Items from a figure collection:
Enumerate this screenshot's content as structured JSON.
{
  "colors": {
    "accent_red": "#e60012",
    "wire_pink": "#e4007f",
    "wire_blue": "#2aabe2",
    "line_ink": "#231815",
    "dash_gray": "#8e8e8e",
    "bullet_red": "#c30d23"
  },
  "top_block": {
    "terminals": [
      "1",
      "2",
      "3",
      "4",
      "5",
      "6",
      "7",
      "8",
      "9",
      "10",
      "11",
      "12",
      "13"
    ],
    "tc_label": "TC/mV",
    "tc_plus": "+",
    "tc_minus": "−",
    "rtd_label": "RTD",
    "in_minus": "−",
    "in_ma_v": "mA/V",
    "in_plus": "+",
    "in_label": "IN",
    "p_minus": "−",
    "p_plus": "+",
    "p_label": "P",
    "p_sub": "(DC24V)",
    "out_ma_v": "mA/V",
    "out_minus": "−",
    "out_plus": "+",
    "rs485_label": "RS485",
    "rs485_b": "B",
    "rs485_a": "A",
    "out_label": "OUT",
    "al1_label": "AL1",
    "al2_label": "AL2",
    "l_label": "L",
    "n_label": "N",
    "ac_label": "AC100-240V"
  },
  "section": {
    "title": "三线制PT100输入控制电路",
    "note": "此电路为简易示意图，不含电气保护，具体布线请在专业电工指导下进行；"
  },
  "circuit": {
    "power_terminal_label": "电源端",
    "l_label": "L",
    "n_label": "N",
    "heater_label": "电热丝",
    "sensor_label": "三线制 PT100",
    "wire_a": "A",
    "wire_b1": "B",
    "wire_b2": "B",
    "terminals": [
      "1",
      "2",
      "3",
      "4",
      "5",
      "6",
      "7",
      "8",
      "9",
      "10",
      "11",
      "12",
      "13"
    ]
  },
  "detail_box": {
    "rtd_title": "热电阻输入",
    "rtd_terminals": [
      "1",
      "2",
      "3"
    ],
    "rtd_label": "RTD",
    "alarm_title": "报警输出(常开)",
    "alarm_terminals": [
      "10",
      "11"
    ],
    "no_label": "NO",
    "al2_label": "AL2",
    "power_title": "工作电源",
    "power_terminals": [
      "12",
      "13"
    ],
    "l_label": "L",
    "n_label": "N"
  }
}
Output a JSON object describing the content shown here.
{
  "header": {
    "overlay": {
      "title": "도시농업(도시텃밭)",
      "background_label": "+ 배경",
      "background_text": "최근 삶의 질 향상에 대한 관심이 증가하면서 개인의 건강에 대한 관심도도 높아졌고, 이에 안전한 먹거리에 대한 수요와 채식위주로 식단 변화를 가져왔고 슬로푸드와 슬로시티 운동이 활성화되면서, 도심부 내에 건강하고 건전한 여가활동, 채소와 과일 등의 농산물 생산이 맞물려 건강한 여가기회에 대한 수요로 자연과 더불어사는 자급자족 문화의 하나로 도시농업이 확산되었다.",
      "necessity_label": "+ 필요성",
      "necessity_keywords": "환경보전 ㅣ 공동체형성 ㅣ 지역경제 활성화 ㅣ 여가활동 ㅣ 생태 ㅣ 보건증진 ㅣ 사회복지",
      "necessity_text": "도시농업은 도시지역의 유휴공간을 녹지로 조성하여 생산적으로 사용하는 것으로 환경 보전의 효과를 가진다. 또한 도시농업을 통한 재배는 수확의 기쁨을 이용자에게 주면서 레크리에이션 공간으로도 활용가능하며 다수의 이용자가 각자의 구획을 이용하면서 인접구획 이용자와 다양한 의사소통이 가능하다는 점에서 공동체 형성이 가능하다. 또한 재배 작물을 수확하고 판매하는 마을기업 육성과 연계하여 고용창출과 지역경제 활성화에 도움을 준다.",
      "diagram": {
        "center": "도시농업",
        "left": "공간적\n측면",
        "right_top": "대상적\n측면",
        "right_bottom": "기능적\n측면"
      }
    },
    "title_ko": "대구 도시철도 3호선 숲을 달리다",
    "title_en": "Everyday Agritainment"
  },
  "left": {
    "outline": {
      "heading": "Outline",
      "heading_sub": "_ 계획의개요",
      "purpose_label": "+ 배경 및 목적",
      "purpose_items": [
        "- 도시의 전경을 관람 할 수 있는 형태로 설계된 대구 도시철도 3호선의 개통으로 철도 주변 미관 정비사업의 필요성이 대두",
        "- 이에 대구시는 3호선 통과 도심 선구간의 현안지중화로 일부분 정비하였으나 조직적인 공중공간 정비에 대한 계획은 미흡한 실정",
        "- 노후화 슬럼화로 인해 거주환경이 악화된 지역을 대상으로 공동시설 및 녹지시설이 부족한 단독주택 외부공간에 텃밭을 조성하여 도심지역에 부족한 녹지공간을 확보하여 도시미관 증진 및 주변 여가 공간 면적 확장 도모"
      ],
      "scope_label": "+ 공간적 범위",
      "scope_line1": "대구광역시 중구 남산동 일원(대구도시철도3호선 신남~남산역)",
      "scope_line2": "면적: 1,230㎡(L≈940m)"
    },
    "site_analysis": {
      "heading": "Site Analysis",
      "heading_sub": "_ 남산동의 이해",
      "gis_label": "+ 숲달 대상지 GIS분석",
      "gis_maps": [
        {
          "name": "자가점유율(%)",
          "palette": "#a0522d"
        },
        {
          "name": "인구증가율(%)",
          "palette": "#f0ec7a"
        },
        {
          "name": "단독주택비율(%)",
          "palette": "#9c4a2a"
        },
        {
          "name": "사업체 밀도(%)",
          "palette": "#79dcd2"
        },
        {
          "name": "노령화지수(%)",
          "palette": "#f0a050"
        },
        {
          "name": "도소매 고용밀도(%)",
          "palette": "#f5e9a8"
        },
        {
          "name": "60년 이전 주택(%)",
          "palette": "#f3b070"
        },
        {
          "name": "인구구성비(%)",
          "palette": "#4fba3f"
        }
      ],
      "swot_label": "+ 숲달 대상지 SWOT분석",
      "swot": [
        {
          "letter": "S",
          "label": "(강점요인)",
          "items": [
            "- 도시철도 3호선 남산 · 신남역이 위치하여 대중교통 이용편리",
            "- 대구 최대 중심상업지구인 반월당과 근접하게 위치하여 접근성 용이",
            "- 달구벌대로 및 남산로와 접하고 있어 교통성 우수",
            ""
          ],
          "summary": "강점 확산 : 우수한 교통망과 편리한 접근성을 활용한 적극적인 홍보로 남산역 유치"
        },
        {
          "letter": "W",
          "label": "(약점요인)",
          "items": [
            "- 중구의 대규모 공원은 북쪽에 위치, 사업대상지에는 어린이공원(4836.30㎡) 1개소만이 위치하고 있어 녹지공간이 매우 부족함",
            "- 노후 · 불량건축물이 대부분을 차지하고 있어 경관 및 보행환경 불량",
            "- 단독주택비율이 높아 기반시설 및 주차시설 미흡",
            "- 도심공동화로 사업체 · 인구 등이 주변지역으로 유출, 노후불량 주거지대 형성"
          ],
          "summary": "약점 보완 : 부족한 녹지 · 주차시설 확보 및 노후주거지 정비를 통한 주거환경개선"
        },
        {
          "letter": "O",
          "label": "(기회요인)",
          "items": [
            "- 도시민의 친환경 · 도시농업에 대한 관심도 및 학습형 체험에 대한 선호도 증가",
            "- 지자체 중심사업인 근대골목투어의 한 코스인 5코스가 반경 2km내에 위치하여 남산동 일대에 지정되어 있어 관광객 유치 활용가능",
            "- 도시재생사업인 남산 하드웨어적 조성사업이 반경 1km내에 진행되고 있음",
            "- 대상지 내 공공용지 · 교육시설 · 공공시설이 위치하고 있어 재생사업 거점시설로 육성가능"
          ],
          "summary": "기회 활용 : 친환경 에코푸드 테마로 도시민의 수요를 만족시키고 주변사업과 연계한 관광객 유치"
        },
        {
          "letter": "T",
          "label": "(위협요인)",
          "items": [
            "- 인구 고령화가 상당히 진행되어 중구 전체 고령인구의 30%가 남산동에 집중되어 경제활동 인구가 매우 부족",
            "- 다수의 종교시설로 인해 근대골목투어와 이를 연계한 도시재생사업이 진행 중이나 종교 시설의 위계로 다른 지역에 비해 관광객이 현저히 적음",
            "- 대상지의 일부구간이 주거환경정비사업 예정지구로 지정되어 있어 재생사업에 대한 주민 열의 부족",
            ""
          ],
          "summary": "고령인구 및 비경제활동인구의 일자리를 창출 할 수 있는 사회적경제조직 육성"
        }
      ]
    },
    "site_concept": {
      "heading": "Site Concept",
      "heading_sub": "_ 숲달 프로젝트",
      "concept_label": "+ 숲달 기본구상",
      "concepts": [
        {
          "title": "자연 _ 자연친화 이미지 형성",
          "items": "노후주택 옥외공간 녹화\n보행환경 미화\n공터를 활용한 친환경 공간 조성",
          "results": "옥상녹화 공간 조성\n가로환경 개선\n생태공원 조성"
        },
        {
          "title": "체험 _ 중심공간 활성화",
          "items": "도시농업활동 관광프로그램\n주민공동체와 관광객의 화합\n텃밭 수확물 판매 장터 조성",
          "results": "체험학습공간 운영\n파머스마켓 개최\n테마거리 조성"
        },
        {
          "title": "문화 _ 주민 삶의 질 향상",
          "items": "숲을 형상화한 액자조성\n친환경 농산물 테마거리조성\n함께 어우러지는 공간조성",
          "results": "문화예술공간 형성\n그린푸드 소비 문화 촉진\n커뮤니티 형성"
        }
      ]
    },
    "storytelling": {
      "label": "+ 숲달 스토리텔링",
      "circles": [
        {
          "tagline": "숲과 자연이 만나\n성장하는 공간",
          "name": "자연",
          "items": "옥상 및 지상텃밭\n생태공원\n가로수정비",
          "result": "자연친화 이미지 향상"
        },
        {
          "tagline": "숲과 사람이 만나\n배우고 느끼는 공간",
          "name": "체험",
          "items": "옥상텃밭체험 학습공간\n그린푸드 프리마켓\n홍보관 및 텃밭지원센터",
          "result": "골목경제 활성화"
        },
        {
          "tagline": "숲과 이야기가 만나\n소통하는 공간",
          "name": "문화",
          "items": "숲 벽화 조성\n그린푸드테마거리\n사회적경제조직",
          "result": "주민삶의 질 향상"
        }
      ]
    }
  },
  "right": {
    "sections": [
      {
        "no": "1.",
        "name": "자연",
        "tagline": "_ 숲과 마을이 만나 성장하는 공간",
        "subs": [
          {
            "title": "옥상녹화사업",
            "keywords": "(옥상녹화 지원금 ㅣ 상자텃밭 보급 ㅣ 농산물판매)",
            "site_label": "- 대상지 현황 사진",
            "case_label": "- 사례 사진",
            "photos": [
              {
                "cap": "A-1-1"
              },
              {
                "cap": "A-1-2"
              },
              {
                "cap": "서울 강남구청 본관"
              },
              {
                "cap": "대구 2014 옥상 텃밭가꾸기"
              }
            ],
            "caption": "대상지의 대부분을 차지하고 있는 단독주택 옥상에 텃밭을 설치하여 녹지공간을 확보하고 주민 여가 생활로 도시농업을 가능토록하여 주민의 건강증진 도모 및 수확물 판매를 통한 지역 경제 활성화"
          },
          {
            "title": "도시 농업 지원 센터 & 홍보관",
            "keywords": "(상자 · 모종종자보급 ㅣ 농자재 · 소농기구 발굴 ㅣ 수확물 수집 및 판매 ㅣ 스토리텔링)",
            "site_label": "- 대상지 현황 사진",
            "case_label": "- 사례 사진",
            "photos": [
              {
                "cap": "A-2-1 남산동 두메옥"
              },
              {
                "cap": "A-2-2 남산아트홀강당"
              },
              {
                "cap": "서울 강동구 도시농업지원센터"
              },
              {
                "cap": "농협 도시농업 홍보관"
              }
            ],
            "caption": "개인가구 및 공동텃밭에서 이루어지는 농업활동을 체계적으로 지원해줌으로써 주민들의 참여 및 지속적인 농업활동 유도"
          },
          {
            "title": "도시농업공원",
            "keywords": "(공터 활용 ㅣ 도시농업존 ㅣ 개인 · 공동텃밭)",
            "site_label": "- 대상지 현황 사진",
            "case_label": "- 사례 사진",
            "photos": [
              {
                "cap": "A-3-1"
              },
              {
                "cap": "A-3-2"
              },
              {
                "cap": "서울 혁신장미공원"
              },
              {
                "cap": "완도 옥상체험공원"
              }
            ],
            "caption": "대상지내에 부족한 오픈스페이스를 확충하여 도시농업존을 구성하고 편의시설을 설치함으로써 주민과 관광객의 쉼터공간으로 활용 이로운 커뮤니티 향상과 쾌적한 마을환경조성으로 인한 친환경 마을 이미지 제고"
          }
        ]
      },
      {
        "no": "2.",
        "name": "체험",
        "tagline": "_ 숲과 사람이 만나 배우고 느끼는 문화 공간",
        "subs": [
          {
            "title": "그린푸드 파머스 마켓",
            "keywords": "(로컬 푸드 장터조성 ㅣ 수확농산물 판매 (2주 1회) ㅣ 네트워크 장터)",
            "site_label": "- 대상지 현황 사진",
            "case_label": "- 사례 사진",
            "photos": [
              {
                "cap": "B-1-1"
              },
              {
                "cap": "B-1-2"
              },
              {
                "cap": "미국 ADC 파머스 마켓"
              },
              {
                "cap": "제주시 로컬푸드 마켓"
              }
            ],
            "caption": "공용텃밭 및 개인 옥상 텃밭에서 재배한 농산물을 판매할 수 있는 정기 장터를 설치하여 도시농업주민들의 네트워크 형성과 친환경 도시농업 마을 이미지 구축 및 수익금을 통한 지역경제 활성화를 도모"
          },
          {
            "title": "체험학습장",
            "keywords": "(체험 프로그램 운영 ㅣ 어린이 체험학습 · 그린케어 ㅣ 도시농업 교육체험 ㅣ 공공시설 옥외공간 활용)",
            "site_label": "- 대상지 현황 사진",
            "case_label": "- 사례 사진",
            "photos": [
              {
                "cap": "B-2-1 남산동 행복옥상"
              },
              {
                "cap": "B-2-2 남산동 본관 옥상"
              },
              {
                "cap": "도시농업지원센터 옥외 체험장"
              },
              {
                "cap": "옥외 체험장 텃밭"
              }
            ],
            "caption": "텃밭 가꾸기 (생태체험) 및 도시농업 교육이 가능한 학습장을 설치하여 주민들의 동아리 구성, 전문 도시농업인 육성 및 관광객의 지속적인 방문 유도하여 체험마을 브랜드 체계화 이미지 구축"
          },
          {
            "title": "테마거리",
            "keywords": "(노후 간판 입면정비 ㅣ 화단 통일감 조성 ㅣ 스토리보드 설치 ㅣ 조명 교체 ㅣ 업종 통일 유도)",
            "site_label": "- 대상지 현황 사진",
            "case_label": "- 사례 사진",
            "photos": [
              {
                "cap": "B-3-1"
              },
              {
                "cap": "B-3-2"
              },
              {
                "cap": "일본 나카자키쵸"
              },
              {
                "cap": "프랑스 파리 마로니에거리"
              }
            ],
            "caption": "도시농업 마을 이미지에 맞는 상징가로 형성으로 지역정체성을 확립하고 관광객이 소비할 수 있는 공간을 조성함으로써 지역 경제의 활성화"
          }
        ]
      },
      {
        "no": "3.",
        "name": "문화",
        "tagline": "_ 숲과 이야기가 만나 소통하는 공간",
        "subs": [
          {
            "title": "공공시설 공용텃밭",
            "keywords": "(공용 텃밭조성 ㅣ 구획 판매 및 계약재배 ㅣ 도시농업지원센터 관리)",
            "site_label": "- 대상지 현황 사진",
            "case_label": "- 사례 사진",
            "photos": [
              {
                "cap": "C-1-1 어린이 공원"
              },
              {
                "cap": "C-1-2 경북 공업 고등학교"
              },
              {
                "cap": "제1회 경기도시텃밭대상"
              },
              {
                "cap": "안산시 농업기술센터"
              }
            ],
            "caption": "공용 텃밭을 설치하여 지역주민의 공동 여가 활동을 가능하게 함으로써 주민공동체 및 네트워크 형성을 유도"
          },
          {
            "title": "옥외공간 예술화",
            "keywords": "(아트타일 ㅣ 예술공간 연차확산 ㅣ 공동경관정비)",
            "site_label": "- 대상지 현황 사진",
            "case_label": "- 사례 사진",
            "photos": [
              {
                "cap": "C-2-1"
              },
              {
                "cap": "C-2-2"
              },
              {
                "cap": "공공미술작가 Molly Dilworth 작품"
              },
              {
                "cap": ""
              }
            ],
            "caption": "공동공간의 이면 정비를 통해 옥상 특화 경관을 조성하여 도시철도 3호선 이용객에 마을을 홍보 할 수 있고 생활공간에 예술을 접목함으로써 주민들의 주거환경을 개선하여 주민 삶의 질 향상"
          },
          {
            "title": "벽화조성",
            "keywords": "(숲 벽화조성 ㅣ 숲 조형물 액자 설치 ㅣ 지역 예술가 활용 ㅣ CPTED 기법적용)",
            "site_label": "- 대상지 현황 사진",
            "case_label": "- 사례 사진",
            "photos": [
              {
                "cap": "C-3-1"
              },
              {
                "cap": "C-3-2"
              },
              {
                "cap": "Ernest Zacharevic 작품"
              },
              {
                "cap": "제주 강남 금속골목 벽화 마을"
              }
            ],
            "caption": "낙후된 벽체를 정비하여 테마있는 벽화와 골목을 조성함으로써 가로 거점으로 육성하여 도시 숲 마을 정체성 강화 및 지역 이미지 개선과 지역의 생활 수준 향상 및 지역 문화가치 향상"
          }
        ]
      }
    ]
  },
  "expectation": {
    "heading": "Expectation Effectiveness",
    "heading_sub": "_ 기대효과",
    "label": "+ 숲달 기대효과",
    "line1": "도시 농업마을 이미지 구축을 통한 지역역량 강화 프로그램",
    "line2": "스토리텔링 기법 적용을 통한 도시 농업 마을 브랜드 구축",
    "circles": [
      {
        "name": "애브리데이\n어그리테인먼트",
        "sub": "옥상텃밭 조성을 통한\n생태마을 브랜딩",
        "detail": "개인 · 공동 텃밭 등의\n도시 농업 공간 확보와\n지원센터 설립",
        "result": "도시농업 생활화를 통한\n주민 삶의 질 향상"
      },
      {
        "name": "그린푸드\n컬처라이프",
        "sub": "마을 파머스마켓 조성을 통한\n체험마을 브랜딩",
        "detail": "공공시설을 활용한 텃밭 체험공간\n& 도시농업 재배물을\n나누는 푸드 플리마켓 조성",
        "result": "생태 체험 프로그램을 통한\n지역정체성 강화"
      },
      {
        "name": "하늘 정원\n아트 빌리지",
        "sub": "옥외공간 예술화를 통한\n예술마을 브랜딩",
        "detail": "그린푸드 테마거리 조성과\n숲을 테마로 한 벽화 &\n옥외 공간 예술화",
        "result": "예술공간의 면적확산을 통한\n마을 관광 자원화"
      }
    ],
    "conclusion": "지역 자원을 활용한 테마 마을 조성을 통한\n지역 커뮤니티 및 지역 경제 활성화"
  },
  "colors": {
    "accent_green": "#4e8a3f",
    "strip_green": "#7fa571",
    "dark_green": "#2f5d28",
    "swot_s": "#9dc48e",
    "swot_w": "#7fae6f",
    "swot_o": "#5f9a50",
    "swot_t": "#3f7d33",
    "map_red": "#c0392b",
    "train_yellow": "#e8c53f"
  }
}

- _AIM OF THE EXERCISE_
A line counts if it holds the word "n생태공원". How many lines of the entries count? Give the number only.

- _SOLUTION_
2